## BEGIN MATERIAL FOR THIS TASK
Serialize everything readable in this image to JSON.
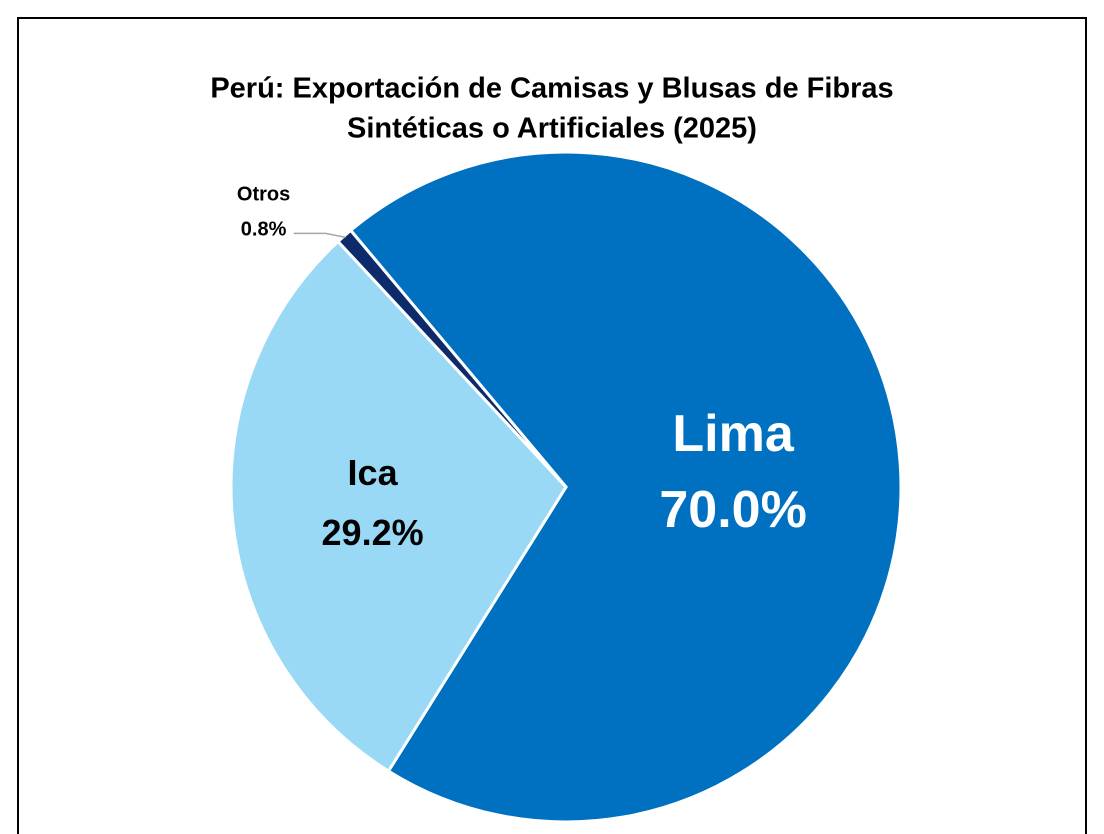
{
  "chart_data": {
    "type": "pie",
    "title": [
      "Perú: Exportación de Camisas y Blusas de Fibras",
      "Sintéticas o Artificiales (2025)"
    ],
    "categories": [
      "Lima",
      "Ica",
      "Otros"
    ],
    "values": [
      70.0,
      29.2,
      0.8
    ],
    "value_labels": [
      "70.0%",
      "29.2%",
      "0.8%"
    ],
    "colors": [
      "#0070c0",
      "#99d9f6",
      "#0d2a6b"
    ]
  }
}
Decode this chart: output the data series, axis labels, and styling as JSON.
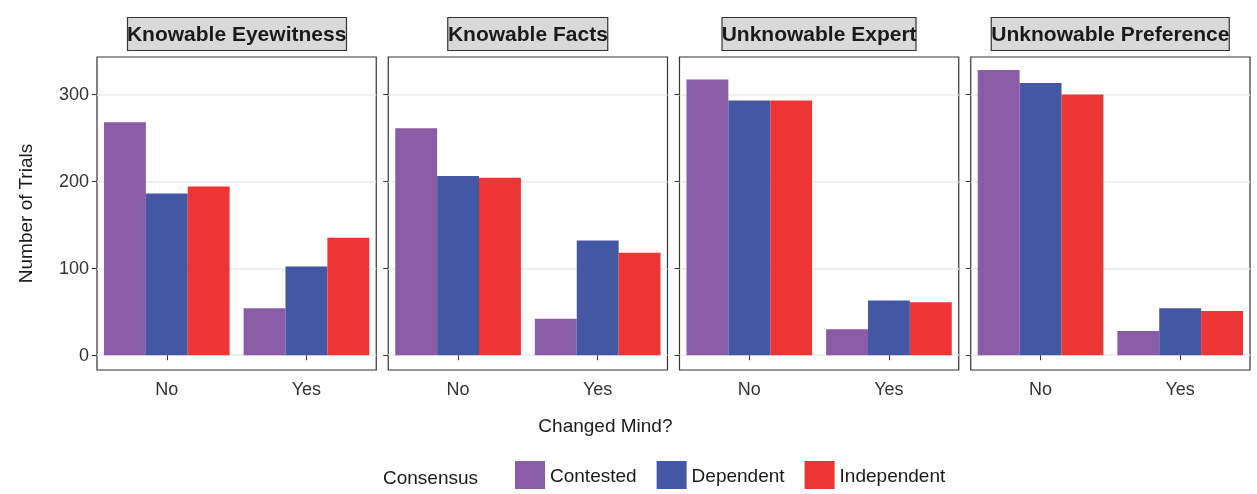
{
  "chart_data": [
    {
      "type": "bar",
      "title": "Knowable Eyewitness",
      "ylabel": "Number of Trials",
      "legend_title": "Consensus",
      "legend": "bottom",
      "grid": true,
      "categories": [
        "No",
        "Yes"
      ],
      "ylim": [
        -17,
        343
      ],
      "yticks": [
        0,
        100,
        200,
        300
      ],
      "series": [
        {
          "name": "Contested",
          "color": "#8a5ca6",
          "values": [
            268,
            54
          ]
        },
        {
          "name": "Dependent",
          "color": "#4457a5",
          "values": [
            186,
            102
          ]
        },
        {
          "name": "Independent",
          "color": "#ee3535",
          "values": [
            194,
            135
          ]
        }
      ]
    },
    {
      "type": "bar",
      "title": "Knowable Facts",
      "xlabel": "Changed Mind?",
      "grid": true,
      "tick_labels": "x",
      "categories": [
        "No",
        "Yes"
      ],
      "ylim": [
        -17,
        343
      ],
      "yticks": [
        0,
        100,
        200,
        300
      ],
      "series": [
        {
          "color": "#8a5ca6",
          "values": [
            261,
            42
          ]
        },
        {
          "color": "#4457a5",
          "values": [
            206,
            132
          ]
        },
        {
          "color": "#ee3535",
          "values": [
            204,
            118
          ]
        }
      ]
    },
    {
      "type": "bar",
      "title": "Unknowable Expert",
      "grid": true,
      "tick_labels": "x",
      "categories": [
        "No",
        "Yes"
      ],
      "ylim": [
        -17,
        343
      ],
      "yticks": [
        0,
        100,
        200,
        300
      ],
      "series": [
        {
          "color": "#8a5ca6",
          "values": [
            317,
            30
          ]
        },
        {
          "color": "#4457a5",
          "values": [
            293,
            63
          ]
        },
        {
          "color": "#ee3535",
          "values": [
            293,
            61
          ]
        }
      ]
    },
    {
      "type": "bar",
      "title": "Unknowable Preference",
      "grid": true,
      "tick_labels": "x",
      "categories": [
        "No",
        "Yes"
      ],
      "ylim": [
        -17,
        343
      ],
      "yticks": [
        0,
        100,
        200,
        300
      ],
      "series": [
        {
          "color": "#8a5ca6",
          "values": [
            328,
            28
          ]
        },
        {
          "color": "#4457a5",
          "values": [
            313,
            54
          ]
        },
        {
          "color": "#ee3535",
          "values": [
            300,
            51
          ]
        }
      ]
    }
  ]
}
## END MATERIAL FOR THIS TASK
SET EXERCISE: Each line above is to be copied verbatim. Drop any image from the copy.

CORRECT RESULT:
Serialize everything readable in this image to JSON.
{
  "chart_data": {
    "type": "pie",
    "title": [
      "Perú: Exportación de Camisas y Blusas de Fibras",
      "Sintéticas o Artificiales (2025)"
    ],
    "categories": [
      "Lima",
      "Ica",
      "Otros"
    ],
    "values": [
      70.0,
      29.2,
      0.8
    ],
    "value_labels": [
      "70.0%",
      "29.2%",
      "0.8%"
    ],
    "colors": [
      "#0070c0",
      "#99d9f6",
      "#0d2a6b"
    ]
  }
}
Decode this chart: output the data series, axis labels, and styling as JSON.
{
  "chart_data": [
    {
      "type": "bar",
      "title": "Knowable Eyewitness",
      "ylabel": "Number of Trials",
      "legend_title": "Consensus",
      "legend": "bottom",
      "grid": true,
      "categories": [
        "No",
        "Yes"
      ],
      "ylim": [
        -17,
        343
      ],
      "yticks": [
        0,
        100,
        200,
        300
      ],
      "series": [
        {
          "name": "Contested",
          "color": "#8a5ca6",
          "values": [
            268,
            54
          ]
        },
        {
          "name": "Dependent",
          "color": "#4457a5",
          "values": [
            186,
            102
          ]
        },
        {
          "name": "Independent",
          "color": "#ee3535",
          "values": [
            194,
            135
          ]
        }
      ]
    },
    {
      "type": "bar",
      "title": "Knowable Facts",
      "xlabel": "Changed Mind?",
      "grid": true,
      "tick_labels": "x",
      "categories": [
        "No",
        "Yes"
      ],
      "ylim": [
        -17,
        343
      ],
      "yticks": [
        0,
        100,
        200,
        300
      ],
      "series": [
        {
          "color": "#8a5ca6",
          "values": [
            261,
            42
          ]
        },
        {
          "color": "#4457a5",
          "values": [
            206,
            132
          ]
        },
        {
          "color": "#ee3535",
          "values": [
            204,
            118
          ]
        }
      ]
    },
    {
      "type": "bar",
      "title": "Unknowable Expert",
      "grid": true,
      "tick_labels": "x",
      "categories": [
        "No",
        "Yes"
      ],
      "ylim": [
        -17,
        343
      ],
      "yticks": [
        0,
        100,
        200,
        300
      ],
      "series": [
        {
          "color": "#8a5ca6",
          "values": [
            317,
            30
          ]
        },
        {
          "color": "#4457a5",
          "values": [
            293,
            63
          ]
        },
        {
          "color": "#ee3535",
          "values": [
            293,
            61
          ]
        }
      ]
    },
    {
      "type": "bar",
      "title": "Unknowable Preference",
      "grid": true,
      "tick_labels": "x",
      "categories": [
        "No",
        "Yes"
      ],
      "ylim": [
        -17,
        343
      ],
      "yticks": [
        0,
        100,
        200,
        300
      ],
      "series": [
        {
          "color": "#8a5ca6",
          "values": [
            328,
            28
          ]
        },
        {
          "color": "#4457a5",
          "values": [
            313,
            54
          ]
        },
        {
          "color": "#ee3535",
          "values": [
            300,
            51
          ]
        }
      ]
    }
  ]
}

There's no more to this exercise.